— Start DATA PROVIDED —

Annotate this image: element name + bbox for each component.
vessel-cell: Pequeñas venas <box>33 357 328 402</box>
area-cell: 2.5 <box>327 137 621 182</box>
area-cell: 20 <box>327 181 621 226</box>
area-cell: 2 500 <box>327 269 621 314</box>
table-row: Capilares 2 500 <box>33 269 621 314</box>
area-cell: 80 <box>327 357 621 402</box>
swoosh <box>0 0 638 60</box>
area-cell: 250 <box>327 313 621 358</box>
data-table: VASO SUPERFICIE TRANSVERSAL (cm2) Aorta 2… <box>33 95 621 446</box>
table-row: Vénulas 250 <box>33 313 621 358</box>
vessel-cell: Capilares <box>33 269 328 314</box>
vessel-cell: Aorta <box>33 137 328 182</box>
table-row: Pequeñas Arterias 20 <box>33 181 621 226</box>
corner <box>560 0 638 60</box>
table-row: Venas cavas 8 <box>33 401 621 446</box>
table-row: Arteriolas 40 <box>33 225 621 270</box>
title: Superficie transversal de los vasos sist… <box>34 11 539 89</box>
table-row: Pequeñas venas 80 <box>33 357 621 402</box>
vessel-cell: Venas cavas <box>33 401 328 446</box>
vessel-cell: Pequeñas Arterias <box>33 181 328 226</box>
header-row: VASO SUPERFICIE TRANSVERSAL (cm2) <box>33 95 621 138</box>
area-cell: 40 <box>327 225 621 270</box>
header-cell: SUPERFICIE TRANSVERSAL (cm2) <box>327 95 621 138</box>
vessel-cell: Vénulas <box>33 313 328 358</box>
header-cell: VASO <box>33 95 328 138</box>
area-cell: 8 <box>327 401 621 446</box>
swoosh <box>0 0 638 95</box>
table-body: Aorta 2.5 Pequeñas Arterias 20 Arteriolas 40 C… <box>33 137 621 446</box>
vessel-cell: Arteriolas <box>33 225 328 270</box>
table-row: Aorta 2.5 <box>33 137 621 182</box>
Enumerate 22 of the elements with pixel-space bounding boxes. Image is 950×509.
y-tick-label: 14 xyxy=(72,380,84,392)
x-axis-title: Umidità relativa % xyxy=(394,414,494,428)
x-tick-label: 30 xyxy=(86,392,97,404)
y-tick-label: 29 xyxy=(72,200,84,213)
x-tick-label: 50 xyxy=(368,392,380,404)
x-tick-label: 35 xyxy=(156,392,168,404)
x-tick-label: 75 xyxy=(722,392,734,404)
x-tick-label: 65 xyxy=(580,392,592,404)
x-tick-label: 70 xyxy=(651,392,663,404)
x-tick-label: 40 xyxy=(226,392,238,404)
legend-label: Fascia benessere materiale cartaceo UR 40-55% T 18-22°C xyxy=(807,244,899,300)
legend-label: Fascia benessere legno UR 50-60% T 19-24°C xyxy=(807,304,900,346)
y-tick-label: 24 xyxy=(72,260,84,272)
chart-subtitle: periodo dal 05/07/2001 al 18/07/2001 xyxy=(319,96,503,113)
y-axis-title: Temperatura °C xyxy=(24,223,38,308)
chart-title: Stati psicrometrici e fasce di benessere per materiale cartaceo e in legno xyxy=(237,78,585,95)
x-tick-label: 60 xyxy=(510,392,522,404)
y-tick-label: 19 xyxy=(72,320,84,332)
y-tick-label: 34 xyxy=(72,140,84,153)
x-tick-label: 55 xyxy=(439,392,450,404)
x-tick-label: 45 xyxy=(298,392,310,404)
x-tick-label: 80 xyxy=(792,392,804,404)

— End DATA PROVIDED —

** GIVEN EXERCISE **
Duplicate the records shown above, line for line and without changing anything, from the first line to the last.

** ANSWER TO THIS TASK **
Annotate this image: element name + bbox for each component.
vessel-cell: Pequeñas venas <box>33 357 328 402</box>
area-cell: 2.5 <box>327 137 621 182</box>
area-cell: 20 <box>327 181 621 226</box>
area-cell: 2 500 <box>327 269 621 314</box>
table-row: Capilares 2 500 <box>33 269 621 314</box>
area-cell: 80 <box>327 357 621 402</box>
swoosh <box>0 0 638 60</box>
area-cell: 250 <box>327 313 621 358</box>
data-table: VASO SUPERFICIE TRANSVERSAL (cm2) Aorta 2… <box>33 95 621 446</box>
table-row: Vénulas 250 <box>33 313 621 358</box>
vessel-cell: Capilares <box>33 269 328 314</box>
vessel-cell: Aorta <box>33 137 328 182</box>
table-row: Pequeñas Arterias 20 <box>33 181 621 226</box>
corner <box>560 0 638 60</box>
table-row: Venas cavas 8 <box>33 401 621 446</box>
table-row: Arteriolas 40 <box>33 225 621 270</box>
title: Superficie transversal de los vasos sist… <box>34 11 539 89</box>
table-row: Pequeñas venas 80 <box>33 357 621 402</box>
vessel-cell: Venas cavas <box>33 401 328 446</box>
vessel-cell: Pequeñas Arterias <box>33 181 328 226</box>
header-row: VASO SUPERFICIE TRANSVERSAL (cm2) <box>33 95 621 138</box>
area-cell: 40 <box>327 225 621 270</box>
header-cell: SUPERFICIE TRANSVERSAL (cm2) <box>327 95 621 138</box>
vessel-cell: Vénulas <box>33 313 328 358</box>
header-cell: VASO <box>33 95 328 138</box>
area-cell: 8 <box>327 401 621 446</box>
swoosh <box>0 0 638 95</box>
table-body: Aorta 2.5 Pequeñas Arterias 20 Arteriolas 40 C… <box>33 137 621 446</box>
vessel-cell: Arteriolas <box>33 225 328 270</box>
table-row: Aorta 2.5 <box>33 137 621 182</box>
Enumerate 22 of the elements with pixel-space bounding boxes. Image is 950×509.
y-tick-label: 14 xyxy=(72,380,84,392)
x-axis-title: Umidità relativa % xyxy=(394,414,494,428)
x-tick-label: 30 xyxy=(86,392,97,404)
y-tick-label: 29 xyxy=(72,200,84,213)
x-tick-label: 50 xyxy=(368,392,380,404)
x-tick-label: 35 xyxy=(156,392,168,404)
x-tick-label: 75 xyxy=(722,392,734,404)
x-tick-label: 65 xyxy=(580,392,592,404)
x-tick-label: 70 xyxy=(651,392,663,404)
x-tick-label: 40 xyxy=(226,392,238,404)
legend-label: Fascia benessere materiale cartaceo UR 40-55% T 18-22°C xyxy=(807,244,899,300)
legend-label: Fascia benessere legno UR 50-60% T 19-24°C xyxy=(807,304,900,346)
y-tick-label: 24 xyxy=(72,260,84,272)
chart-subtitle: periodo dal 05/07/2001 al 18/07/2001 xyxy=(319,96,503,113)
y-axis-title: Temperatura °C xyxy=(24,223,38,308)
chart-title: Stati psicrometrici e fasce di benessere per materiale cartaceo e in legno xyxy=(237,78,585,95)
x-tick-label: 60 xyxy=(510,392,522,404)
y-tick-label: 19 xyxy=(72,320,84,332)
y-tick-label: 34 xyxy=(72,140,84,153)
x-tick-label: 55 xyxy=(439,392,450,404)
x-tick-label: 45 xyxy=(298,392,310,404)
x-tick-label: 80 xyxy=(792,392,804,404)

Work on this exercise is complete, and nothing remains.